**SUPPLIED MATERIAL:**

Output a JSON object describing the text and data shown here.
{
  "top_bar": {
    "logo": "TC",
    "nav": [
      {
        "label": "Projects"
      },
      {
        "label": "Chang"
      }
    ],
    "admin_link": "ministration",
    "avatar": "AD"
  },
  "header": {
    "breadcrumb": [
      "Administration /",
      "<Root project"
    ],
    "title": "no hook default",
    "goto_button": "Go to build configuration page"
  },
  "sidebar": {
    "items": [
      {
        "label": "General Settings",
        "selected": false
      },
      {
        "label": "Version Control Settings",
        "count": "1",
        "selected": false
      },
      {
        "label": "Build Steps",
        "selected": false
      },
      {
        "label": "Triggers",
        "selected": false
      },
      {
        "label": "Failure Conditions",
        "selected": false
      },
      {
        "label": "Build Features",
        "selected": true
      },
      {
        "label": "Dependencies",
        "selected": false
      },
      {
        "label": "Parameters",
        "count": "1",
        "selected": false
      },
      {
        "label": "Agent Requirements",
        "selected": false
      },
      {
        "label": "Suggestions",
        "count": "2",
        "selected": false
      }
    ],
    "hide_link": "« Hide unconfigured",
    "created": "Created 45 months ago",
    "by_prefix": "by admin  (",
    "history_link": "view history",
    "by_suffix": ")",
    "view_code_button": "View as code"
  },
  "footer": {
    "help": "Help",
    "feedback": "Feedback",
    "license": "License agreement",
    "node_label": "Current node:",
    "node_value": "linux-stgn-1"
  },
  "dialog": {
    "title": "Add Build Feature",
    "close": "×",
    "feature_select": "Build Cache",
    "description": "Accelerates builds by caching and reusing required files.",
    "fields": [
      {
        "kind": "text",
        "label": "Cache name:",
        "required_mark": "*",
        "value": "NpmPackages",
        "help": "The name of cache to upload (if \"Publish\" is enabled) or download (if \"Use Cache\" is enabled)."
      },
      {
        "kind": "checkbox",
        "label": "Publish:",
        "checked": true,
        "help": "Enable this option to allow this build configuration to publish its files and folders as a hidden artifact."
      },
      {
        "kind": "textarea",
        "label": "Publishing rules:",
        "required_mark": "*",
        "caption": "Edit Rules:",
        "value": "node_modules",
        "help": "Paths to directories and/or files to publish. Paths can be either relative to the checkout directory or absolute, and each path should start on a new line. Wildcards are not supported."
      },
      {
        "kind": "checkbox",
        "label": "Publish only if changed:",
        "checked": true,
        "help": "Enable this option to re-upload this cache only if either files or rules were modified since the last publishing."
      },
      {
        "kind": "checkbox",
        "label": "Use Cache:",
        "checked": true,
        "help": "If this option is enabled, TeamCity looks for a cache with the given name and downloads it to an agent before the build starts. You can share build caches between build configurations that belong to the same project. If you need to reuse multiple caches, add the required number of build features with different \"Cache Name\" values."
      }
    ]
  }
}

**GIVEN INSTRUCTION:** Output every entry shown above, exactly.

**EXERCISE OUTPUT:**
Output a JSON object describing the text and data shown here.
{
  "top_bar": {
    "logo": "TC",
    "nav": [
      {
        "label": "Projects"
      },
      {
        "label": "Chang"
      }
    ],
    "admin_link": "ministration",
    "avatar": "AD"
  },
  "header": {
    "breadcrumb": [
      "Administration /",
      "<Root project"
    ],
    "title": "no hook default",
    "goto_button": "Go to build configuration page"
  },
  "sidebar": {
    "items": [
      {
        "label": "General Settings",
        "selected": false
      },
      {
        "label": "Version Control Settings",
        "count": "1",
        "selected": false
      },
      {
        "label": "Build Steps",
        "selected": false
      },
      {
        "label": "Triggers",
        "selected": false
      },
      {
        "label": "Failure Conditions",
        "selected": false
      },
      {
        "label": "Build Features",
        "selected": true
      },
      {
        "label": "Dependencies",
        "selected": false
      },
      {
        "label": "Parameters",
        "count": "1",
        "selected": false
      },
      {
        "label": "Agent Requirements",
        "selected": false
      },
      {
        "label": "Suggestions",
        "count": "2",
        "selected": false
      }
    ],
    "hide_link": "« Hide unconfigured",
    "created": "Created 45 months ago",
    "by_prefix": "by admin  (",
    "history_link": "view history",
    "by_suffix": ")",
    "view_code_button": "View as code"
  },
  "footer": {
    "help": "Help",
    "feedback": "Feedback",
    "license": "License agreement",
    "node_label": "Current node:",
    "node_value": "linux-stgn-1"
  },
  "dialog": {
    "title": "Add Build Feature",
    "close": "×",
    "feature_select": "Build Cache",
    "description": "Accelerates builds by caching and reusing required files.",
    "fields": [
      {
        "kind": "text",
        "label": "Cache name:",
        "required_mark": "*",
        "value": "NpmPackages",
        "help": "The name of cache to upload (if \"Publish\" is enabled) or download (if \"Use Cache\" is enabled)."
      },
      {
        "kind": "checkbox",
        "label": "Publish:",
        "checked": true,
        "help": "Enable this option to allow this build configuration to publish its files and folders as a hidden artifact."
      },
      {
        "kind": "textarea",
        "label": "Publishing rules:",
        "required_mark": "*",
        "caption": "Edit Rules:",
        "value": "node_modules",
        "help": "Paths to directories and/or files to publish. Paths can be either relative to the checkout directory or absolute, and each path should start on a new line. Wildcards are not supported."
      },
      {
        "kind": "checkbox",
        "label": "Publish only if changed:",
        "checked": true,
        "help": "Enable this option to re-upload this cache only if either files or rules were modified since the last publishing."
      },
      {
        "kind": "checkbox",
        "label": "Use Cache:",
        "checked": true,
        "help": "If this option is enabled, TeamCity looks for a cache with the given name and downloads it to an agent before the build starts. You can share build caches between build configurations that belong to the same project. If you need to reuse multiple caches, add the required number of build features with different \"Cache Name\" values."
      }
    ]
  }
}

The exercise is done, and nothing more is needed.